● Provided records:
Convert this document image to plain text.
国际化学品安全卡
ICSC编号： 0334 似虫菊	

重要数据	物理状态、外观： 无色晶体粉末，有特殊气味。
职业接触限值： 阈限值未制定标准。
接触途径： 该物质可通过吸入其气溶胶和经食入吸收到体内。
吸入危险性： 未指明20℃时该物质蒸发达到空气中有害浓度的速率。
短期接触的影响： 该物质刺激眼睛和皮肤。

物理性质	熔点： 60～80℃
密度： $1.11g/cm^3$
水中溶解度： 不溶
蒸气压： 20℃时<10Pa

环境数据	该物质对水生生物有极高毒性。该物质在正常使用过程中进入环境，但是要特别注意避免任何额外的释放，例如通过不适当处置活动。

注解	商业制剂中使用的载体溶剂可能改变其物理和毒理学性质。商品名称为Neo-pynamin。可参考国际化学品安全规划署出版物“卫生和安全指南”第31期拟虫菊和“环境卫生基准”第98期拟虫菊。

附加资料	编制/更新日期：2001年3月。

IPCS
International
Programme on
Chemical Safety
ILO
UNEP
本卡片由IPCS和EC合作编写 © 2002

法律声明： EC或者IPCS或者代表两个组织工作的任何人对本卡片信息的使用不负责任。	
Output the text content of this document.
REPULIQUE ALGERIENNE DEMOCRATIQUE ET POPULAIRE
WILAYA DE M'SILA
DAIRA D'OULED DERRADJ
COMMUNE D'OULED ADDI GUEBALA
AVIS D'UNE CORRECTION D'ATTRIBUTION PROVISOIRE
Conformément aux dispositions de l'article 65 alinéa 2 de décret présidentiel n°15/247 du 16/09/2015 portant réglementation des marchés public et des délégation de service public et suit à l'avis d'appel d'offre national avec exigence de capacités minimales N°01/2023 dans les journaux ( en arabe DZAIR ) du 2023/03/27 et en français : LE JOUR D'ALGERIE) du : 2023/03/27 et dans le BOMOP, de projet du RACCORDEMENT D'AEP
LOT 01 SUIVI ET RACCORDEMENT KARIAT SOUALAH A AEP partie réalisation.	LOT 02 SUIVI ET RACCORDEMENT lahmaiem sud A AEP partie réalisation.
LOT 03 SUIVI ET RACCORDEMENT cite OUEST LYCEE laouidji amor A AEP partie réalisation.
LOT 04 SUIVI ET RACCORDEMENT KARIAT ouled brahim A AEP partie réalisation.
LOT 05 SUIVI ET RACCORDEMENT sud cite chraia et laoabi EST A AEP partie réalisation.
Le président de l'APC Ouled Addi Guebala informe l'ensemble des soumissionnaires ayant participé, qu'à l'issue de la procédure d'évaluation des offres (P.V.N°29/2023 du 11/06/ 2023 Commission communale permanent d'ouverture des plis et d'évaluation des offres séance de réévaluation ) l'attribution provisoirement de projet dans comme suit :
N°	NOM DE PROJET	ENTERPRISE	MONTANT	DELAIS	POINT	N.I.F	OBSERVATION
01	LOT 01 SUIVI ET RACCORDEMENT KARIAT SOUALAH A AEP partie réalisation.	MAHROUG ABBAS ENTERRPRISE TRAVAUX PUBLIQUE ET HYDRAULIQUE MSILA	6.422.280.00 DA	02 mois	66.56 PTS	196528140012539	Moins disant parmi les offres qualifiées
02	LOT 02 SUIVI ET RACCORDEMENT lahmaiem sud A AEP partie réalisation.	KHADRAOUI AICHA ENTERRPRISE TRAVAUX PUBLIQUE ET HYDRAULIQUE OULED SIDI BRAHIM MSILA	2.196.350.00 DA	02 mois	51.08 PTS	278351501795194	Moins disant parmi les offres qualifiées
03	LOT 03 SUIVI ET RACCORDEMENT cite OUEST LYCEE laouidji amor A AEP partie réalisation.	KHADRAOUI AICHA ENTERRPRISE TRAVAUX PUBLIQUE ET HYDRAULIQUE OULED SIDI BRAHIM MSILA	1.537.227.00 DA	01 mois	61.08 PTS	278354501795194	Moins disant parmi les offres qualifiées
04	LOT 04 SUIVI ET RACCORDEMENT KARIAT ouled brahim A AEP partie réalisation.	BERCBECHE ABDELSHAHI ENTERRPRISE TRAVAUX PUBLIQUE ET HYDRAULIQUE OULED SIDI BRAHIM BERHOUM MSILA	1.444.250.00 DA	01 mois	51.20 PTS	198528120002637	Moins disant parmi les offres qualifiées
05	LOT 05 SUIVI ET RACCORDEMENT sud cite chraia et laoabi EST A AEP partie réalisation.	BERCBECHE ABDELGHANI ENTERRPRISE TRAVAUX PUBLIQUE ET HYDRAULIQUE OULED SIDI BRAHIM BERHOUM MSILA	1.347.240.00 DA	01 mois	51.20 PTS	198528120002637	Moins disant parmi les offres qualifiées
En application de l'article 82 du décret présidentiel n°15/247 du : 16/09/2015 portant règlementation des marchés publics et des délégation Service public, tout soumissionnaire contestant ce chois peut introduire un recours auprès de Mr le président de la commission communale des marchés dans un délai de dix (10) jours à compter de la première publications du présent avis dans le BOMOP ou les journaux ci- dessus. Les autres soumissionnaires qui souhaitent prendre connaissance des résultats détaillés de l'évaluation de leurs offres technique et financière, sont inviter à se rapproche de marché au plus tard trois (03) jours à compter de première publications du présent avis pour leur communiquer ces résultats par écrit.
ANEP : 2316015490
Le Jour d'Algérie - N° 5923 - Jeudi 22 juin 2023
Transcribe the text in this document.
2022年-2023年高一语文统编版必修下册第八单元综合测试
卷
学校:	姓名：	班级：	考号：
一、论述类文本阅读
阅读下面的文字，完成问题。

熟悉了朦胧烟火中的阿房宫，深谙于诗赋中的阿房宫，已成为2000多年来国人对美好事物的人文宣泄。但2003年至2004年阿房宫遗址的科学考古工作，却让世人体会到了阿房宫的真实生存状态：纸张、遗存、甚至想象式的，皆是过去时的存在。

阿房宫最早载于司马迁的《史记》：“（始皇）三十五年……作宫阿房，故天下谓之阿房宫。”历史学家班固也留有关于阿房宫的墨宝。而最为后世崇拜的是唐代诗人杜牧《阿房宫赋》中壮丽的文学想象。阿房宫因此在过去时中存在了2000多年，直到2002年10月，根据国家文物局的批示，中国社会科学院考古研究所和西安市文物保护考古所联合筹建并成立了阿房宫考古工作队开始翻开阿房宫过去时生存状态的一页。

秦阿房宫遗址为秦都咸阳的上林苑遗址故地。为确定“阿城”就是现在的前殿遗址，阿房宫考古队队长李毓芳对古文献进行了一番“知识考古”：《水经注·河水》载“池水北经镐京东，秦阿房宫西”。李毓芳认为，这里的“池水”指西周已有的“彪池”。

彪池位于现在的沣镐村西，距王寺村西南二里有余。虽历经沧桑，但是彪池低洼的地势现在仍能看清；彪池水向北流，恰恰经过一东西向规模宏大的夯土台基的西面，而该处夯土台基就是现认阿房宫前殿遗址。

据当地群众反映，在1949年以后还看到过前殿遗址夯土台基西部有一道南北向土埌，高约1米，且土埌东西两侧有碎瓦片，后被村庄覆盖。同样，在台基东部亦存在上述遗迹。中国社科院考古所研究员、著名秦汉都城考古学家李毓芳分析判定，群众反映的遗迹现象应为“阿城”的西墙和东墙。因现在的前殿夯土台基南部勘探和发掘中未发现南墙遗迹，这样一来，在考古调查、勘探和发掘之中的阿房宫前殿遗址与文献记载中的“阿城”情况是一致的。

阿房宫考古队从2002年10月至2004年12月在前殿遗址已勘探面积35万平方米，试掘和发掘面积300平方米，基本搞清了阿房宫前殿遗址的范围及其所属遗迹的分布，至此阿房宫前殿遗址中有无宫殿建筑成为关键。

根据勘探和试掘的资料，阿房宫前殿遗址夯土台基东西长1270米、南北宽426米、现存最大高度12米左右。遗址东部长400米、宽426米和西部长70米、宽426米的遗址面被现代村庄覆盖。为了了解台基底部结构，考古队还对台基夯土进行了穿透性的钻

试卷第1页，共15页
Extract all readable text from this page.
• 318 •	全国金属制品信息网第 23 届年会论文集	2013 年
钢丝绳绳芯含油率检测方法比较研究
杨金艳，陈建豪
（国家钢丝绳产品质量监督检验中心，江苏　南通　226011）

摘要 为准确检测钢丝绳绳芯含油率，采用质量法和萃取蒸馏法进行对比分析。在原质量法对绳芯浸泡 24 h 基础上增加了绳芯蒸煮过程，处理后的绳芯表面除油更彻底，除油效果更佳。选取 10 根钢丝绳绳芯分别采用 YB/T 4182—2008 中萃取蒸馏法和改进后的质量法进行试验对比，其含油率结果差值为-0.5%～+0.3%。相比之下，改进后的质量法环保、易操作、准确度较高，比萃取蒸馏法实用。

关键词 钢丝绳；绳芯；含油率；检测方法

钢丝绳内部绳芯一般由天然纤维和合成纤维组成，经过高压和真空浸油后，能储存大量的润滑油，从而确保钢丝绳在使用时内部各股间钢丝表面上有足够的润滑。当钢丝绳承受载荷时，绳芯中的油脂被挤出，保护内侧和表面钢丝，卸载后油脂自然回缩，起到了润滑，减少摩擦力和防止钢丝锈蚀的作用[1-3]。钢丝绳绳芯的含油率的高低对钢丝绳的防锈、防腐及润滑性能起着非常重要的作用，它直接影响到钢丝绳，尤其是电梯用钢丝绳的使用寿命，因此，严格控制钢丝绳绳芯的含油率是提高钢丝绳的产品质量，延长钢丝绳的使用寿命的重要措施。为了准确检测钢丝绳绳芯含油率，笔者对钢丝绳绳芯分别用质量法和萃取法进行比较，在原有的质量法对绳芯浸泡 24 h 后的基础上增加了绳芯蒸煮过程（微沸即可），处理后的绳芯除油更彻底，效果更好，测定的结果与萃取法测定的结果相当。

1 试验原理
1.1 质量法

● Task instructions:
List the lines that contain the word "amor".

● Task answer:
LOT 03 SUIVI ET RACCORDEMENT cite OUEST LYCEE laouidji amor A AEP partie réalisation.
03	LOT 03 SUIVI ET RACCORDEMENT cite OUEST LYCEE laouidji amor A AEP partie réalisation.	KHADRAOUI AICHA ENTERRPRISE TRAVAUX PUBLIQUE ET HYDRAULIQUE OULED SIDI BRAHIM MSILA	1.537.227.00 DA	01 mois	61.08 PTS	278354501795194	Moins disant parmi les offres qualifiées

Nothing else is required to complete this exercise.